GOAL: Using the material below, copy every line where "JSON" appears.

(Items listed in a dataset)
-----
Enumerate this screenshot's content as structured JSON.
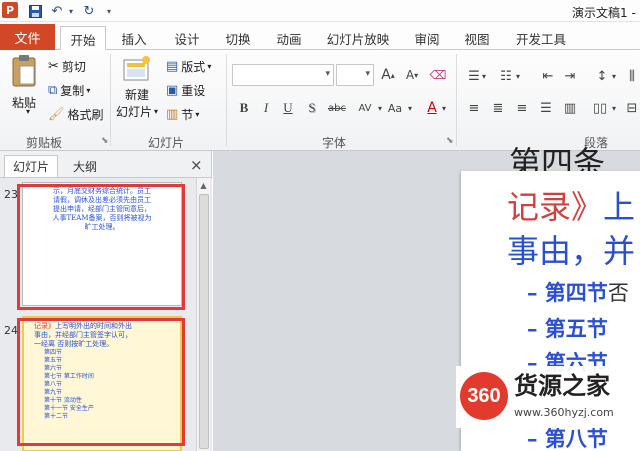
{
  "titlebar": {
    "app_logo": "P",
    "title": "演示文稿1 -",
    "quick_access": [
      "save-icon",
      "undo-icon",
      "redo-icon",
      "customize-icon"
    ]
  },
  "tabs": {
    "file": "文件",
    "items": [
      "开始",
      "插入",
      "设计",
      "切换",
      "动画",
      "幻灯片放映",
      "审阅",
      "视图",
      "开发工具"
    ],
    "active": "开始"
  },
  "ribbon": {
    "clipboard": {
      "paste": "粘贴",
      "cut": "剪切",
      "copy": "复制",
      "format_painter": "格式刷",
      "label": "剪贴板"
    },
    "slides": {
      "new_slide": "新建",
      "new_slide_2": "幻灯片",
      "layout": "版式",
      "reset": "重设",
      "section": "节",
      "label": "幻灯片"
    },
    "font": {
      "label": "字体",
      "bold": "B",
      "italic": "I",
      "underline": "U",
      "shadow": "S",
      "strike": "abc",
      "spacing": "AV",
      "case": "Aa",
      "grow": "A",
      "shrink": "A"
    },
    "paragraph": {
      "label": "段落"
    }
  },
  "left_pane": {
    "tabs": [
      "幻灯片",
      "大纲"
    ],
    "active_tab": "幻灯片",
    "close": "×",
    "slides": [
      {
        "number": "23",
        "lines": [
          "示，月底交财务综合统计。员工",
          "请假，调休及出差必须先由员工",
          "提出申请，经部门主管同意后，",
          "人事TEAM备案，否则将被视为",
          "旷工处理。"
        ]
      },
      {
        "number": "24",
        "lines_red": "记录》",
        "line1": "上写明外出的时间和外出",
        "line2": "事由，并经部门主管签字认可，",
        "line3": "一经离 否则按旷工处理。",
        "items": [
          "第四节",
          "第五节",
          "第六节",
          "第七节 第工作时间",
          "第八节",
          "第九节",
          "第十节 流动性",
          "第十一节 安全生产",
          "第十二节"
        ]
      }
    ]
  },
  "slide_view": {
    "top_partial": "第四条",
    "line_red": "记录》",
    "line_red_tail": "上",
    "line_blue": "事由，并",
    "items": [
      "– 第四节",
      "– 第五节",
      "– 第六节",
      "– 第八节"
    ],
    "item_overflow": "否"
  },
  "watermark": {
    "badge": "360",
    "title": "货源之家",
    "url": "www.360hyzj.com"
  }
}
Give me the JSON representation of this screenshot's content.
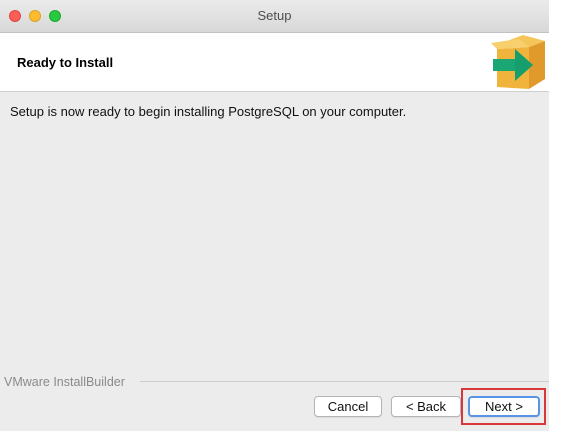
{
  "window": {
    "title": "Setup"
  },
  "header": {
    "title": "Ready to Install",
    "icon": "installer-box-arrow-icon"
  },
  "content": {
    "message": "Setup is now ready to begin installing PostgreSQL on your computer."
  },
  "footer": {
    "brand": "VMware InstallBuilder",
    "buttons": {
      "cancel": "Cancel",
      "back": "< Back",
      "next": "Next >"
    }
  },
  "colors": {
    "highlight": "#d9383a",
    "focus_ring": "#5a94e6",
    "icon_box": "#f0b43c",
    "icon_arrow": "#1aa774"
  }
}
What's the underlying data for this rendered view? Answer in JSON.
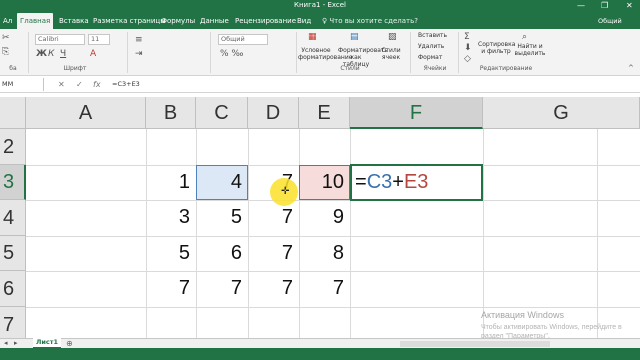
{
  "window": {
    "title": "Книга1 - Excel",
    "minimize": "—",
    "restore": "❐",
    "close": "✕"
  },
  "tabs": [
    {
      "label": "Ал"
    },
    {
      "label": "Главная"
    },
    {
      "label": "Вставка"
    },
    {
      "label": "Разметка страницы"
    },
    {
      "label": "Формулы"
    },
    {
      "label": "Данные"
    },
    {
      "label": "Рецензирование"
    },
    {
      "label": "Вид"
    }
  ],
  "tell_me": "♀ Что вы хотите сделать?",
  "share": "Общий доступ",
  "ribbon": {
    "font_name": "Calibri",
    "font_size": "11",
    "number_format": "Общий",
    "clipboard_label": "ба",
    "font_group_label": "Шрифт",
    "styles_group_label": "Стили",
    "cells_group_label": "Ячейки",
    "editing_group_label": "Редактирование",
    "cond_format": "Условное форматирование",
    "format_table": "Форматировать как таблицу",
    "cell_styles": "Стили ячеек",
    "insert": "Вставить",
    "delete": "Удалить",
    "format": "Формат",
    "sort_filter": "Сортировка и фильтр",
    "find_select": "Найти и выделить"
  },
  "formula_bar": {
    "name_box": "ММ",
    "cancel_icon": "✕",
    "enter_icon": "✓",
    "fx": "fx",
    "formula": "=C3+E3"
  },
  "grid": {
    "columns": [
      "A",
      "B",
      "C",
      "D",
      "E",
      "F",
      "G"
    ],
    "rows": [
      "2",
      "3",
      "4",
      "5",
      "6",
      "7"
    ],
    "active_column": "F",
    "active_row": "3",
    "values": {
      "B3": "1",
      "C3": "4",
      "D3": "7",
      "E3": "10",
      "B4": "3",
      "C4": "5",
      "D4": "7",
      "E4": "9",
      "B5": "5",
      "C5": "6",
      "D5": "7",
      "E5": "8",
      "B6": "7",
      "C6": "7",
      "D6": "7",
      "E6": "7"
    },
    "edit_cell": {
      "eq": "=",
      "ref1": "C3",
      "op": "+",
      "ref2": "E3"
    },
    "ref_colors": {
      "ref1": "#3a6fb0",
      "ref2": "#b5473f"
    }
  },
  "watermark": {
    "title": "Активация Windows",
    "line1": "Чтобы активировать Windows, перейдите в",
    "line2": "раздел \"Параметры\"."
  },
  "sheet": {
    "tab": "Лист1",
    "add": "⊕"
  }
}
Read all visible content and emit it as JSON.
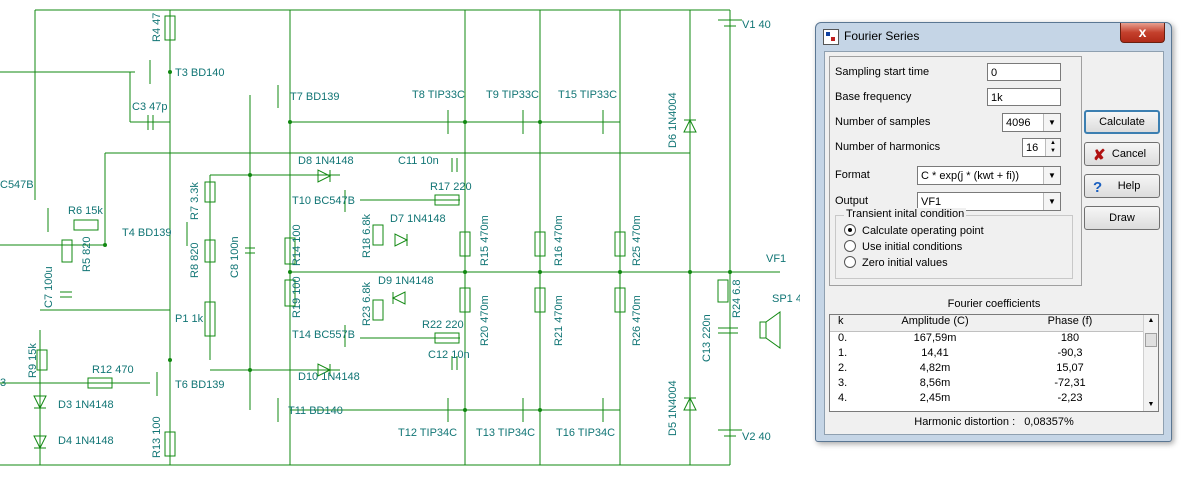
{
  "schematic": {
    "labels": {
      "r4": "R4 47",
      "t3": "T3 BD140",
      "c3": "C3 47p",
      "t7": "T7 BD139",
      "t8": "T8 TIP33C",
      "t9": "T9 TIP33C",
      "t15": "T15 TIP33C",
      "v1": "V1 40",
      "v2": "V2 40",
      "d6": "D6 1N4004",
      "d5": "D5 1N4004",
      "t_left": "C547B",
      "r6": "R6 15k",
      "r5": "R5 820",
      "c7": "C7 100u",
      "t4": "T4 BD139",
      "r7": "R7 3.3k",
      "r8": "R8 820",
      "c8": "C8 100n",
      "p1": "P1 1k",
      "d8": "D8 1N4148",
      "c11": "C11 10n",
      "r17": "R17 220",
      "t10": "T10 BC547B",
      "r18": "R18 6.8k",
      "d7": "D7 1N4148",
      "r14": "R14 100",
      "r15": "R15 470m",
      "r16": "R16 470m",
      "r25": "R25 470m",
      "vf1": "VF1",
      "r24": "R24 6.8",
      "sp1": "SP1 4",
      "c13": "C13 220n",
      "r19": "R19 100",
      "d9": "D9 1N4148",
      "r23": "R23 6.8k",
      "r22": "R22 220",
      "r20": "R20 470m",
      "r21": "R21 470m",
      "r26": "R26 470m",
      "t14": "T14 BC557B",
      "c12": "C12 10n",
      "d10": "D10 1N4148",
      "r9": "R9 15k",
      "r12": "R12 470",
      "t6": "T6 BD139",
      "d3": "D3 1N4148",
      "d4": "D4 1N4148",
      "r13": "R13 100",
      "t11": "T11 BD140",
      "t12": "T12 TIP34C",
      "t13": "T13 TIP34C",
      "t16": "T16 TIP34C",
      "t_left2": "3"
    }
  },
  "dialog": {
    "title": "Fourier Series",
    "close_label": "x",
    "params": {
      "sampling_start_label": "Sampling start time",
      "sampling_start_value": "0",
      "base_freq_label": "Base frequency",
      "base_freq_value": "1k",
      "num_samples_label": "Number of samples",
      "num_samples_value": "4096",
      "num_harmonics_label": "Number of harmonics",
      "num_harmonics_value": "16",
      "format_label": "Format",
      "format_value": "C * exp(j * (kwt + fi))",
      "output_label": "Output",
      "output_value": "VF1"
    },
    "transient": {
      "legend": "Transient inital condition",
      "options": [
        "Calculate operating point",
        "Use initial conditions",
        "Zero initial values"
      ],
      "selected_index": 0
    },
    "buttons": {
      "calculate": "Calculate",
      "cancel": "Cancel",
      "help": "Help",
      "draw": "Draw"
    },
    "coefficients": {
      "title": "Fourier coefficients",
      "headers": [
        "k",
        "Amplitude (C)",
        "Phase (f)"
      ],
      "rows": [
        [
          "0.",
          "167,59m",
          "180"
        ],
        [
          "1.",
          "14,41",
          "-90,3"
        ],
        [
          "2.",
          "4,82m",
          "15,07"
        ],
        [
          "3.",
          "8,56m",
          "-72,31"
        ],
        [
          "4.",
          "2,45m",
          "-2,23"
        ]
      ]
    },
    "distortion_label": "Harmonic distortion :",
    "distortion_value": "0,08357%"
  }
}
-----
RESULT FOR THIS EXERCISE:
Enumerate this screenshot's content as structured JSON.
Give me the JSON representation of this screenshot's content.
What's the underlying data for this rendered view? Answer in JSON.
Read all visible content and emit it as JSON.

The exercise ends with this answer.